* **GOAL**
Look through the records below and collect all lines that hold the string "screenshot".
------------
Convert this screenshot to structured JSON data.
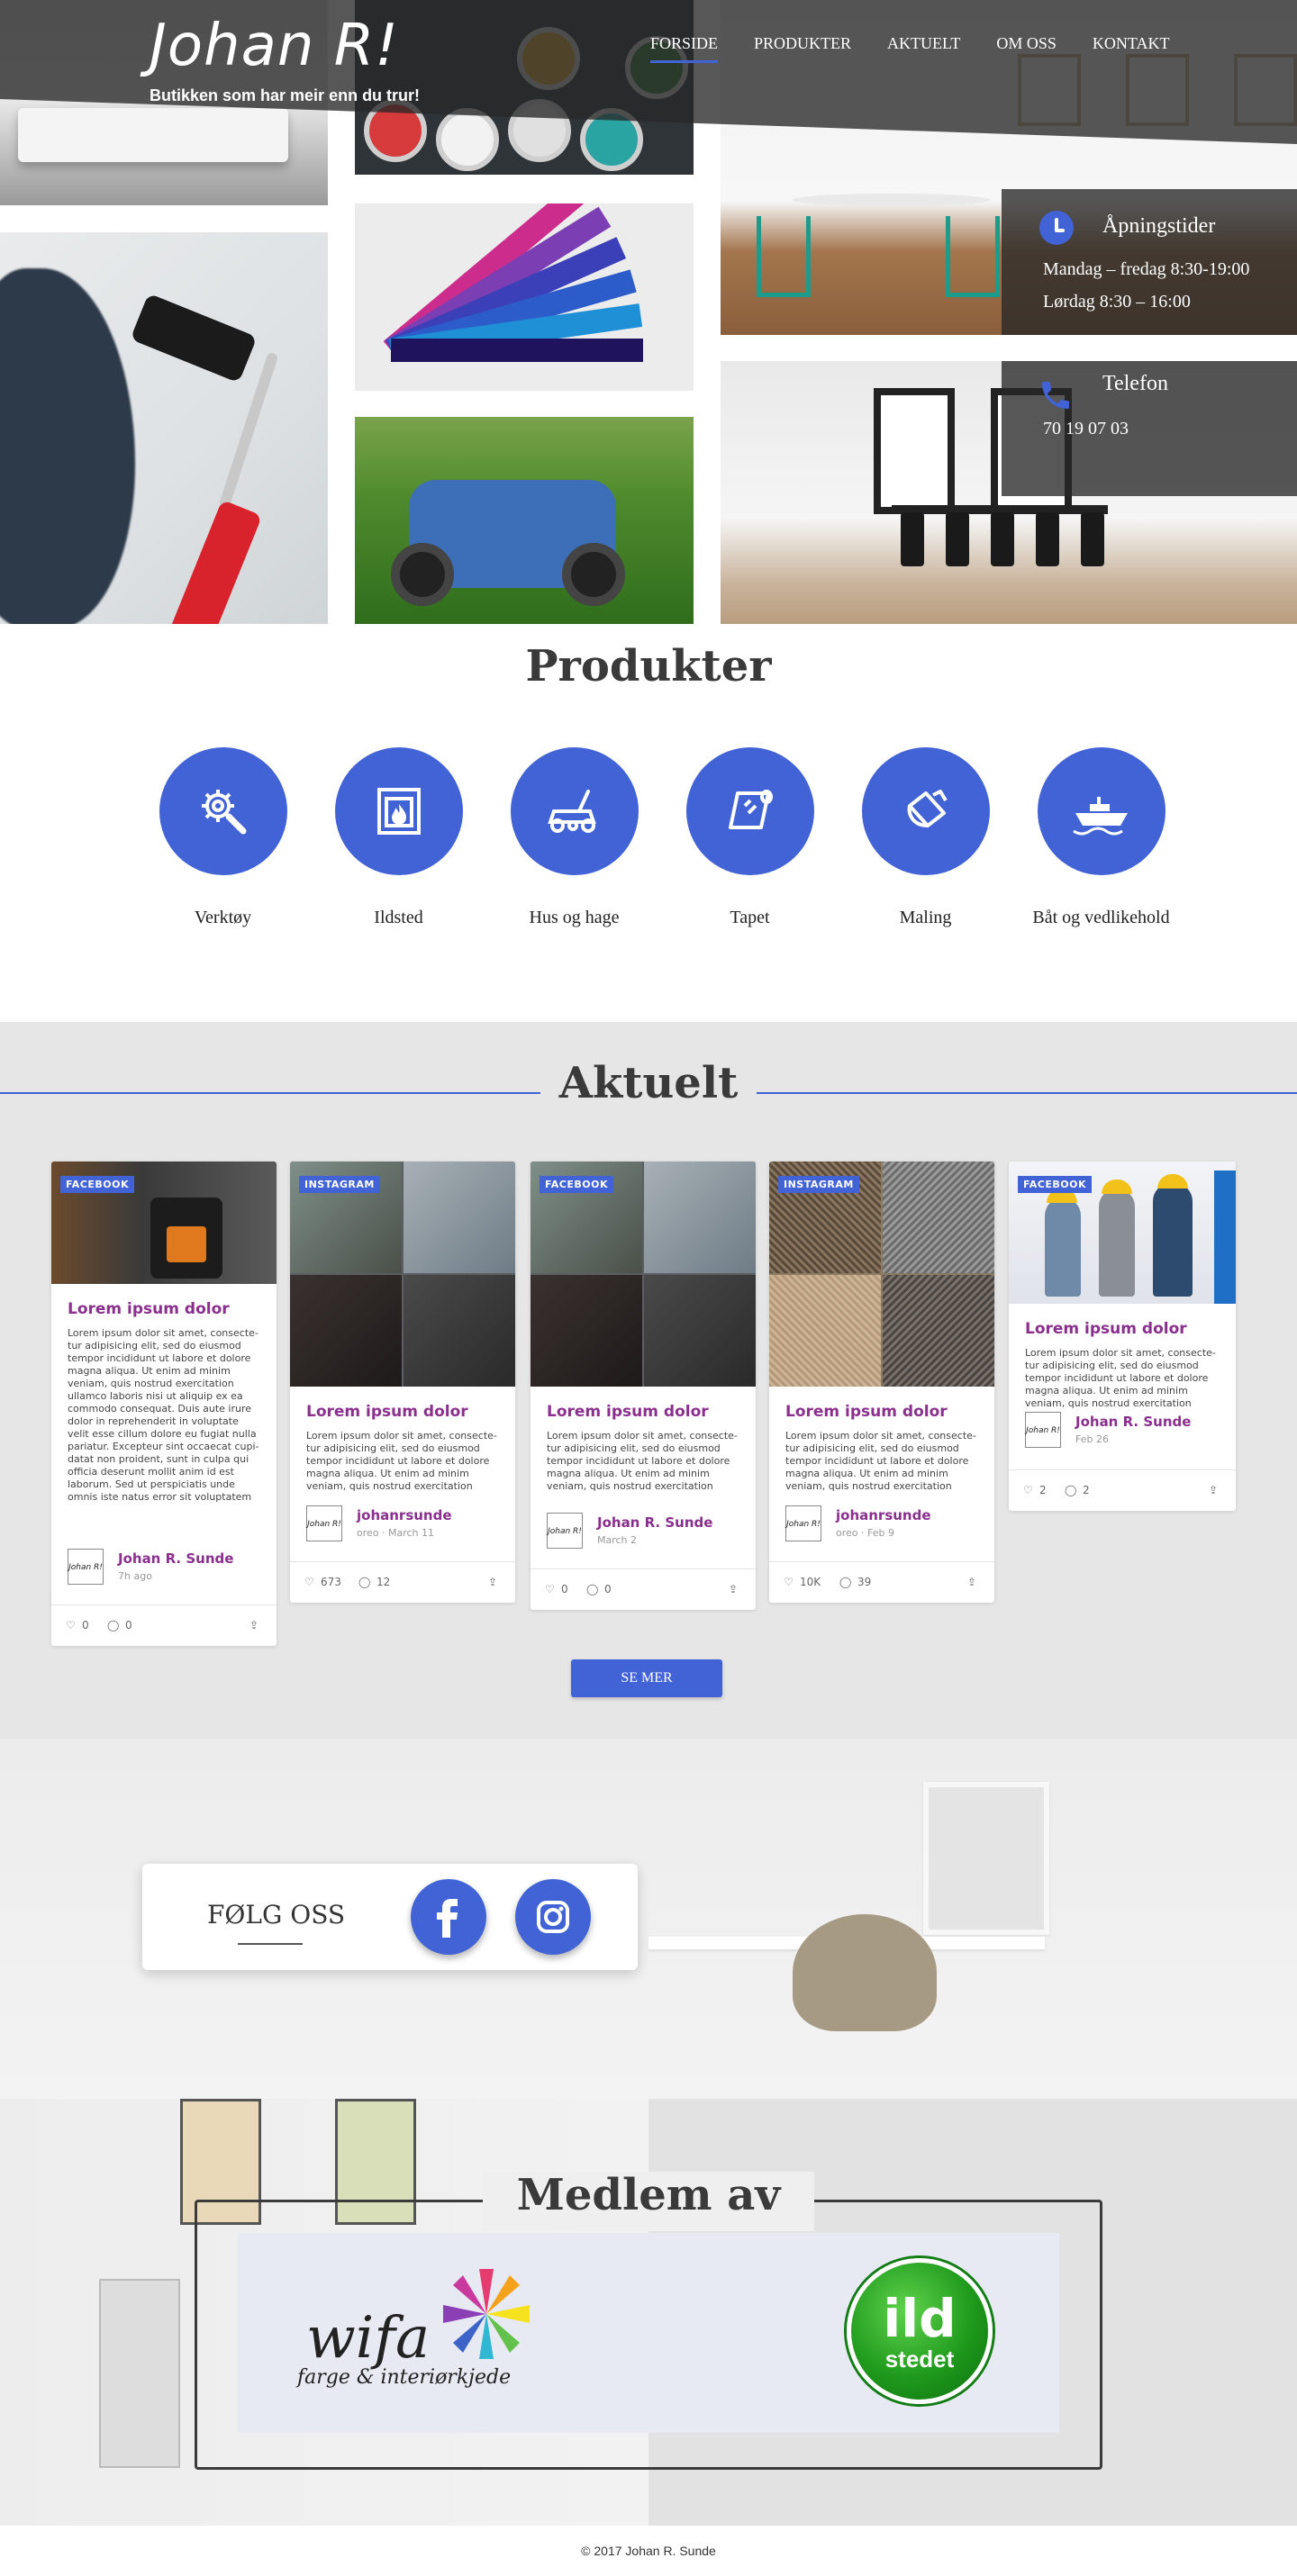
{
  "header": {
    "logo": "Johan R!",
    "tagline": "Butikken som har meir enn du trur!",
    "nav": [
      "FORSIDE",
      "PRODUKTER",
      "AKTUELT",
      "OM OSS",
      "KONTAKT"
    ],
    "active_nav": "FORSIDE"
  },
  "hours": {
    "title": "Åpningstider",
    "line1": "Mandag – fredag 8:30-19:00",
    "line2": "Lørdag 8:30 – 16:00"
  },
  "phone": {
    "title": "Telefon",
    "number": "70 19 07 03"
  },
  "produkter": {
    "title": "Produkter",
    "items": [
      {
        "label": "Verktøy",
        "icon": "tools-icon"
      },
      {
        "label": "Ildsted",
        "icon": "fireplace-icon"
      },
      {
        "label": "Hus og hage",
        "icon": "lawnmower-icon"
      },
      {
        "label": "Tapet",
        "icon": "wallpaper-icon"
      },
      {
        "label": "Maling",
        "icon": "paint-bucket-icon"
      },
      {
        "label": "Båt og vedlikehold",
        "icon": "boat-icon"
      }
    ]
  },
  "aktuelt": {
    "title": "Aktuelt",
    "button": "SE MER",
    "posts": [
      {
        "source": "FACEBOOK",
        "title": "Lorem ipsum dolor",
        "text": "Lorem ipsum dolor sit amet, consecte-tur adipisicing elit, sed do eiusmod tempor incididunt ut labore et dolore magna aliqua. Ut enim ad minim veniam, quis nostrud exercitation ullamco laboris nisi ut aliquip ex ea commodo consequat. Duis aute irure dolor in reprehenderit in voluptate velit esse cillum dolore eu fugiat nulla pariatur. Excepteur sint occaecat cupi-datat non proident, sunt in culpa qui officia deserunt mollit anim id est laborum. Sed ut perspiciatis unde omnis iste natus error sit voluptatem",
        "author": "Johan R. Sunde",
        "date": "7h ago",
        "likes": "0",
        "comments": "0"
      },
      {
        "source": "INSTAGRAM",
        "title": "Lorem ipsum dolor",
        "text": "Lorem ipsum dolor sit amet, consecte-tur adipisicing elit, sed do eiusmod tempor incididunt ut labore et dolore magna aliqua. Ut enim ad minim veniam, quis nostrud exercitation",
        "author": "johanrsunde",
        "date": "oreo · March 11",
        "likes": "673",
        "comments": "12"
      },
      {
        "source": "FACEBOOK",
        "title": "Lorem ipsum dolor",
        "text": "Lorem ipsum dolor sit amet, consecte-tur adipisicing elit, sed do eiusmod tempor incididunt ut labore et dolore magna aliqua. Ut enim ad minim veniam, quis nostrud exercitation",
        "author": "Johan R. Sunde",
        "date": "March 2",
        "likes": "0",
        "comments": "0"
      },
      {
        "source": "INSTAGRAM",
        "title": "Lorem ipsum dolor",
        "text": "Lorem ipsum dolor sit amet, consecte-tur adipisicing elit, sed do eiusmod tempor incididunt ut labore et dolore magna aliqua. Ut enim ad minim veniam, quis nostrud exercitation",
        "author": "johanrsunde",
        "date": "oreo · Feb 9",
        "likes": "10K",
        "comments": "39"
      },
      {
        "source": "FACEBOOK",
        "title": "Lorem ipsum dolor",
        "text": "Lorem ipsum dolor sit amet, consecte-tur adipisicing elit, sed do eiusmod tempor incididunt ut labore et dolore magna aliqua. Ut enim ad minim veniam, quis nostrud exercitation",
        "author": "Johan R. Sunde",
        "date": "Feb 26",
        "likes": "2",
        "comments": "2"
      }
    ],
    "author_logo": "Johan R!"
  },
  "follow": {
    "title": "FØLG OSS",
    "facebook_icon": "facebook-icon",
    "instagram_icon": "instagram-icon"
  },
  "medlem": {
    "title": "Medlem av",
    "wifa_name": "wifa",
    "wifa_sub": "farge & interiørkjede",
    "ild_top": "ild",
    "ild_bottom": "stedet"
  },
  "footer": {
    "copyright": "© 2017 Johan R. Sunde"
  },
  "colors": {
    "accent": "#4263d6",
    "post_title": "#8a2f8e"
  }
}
------------
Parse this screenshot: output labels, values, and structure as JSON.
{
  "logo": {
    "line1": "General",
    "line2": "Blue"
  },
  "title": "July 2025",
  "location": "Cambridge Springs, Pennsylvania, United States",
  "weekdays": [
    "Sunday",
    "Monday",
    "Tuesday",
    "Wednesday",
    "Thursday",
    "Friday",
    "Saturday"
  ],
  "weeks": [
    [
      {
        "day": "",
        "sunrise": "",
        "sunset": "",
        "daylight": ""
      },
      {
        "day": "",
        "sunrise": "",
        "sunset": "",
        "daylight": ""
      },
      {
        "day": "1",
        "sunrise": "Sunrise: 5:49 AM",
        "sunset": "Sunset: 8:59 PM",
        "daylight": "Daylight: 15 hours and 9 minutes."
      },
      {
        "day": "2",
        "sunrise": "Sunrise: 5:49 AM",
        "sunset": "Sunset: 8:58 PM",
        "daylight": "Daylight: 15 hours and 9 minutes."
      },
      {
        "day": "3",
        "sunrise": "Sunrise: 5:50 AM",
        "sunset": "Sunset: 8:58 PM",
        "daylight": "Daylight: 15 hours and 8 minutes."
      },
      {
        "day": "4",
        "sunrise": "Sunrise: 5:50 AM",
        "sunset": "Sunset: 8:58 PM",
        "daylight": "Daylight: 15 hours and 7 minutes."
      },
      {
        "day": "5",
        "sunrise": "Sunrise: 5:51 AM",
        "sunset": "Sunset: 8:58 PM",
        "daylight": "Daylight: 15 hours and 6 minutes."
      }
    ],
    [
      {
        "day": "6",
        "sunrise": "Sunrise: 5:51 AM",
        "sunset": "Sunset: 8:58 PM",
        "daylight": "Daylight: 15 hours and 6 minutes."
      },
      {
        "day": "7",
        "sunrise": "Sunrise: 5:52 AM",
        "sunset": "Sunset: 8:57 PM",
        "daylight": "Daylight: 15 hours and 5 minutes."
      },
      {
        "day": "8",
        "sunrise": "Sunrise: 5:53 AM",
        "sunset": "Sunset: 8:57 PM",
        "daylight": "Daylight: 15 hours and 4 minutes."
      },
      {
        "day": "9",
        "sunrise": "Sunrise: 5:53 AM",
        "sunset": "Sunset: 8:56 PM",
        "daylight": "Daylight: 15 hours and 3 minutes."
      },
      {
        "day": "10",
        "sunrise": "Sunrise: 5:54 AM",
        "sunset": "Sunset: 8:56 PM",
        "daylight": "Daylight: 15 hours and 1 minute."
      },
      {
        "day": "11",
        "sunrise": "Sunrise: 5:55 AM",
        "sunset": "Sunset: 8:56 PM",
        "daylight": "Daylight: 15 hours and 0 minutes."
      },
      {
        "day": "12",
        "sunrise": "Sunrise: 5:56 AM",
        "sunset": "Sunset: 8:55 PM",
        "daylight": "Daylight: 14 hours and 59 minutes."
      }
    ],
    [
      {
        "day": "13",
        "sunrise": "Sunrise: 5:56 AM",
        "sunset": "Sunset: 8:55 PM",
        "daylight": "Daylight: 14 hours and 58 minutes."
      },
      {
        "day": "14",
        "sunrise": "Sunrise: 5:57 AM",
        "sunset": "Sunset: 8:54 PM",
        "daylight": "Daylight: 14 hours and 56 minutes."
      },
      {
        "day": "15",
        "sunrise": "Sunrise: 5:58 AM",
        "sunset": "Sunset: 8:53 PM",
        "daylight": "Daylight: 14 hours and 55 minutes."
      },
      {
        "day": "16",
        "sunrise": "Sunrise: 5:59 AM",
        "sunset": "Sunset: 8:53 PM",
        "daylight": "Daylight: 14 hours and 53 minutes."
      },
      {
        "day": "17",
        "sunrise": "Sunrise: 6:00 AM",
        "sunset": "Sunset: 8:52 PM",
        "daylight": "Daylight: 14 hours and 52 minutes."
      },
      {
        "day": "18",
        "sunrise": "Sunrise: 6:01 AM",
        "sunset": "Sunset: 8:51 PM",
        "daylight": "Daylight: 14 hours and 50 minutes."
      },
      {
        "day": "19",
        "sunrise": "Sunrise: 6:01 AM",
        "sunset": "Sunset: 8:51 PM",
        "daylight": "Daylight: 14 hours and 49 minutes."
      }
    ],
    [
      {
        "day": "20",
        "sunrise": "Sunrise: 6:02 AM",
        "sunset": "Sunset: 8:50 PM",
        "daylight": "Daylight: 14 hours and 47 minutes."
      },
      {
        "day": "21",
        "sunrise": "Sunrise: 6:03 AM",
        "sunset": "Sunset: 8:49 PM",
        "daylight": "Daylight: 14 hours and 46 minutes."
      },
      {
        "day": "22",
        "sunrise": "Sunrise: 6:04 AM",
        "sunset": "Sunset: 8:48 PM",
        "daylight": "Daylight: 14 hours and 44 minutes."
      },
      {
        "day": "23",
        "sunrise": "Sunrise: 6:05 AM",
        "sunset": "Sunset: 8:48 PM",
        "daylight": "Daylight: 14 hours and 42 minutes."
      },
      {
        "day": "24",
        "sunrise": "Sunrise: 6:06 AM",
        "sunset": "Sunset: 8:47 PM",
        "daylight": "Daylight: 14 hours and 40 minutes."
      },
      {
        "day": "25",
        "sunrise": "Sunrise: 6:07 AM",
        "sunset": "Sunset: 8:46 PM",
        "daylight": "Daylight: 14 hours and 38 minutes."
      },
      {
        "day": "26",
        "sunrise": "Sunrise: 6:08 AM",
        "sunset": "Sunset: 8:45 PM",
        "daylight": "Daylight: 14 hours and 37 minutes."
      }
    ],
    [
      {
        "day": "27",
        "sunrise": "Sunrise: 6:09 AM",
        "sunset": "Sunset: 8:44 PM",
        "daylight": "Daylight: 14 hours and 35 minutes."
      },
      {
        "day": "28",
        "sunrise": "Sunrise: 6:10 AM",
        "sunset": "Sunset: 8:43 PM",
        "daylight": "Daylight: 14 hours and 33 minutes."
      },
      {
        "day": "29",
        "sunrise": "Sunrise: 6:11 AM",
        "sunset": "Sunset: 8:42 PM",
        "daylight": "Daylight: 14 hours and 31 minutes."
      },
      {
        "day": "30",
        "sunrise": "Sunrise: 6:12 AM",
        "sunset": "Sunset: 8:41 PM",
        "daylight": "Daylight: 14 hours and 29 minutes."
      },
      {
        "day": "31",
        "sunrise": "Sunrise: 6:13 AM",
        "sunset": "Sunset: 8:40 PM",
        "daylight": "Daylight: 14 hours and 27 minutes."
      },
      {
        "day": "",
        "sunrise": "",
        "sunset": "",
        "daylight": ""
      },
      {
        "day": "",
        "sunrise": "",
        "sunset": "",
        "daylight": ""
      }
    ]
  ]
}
------------
* **EXERCISE RESULT**
Convert this screenshot to structured JSON data.
Parse this screenshot: output labels, values, and structure as JSON.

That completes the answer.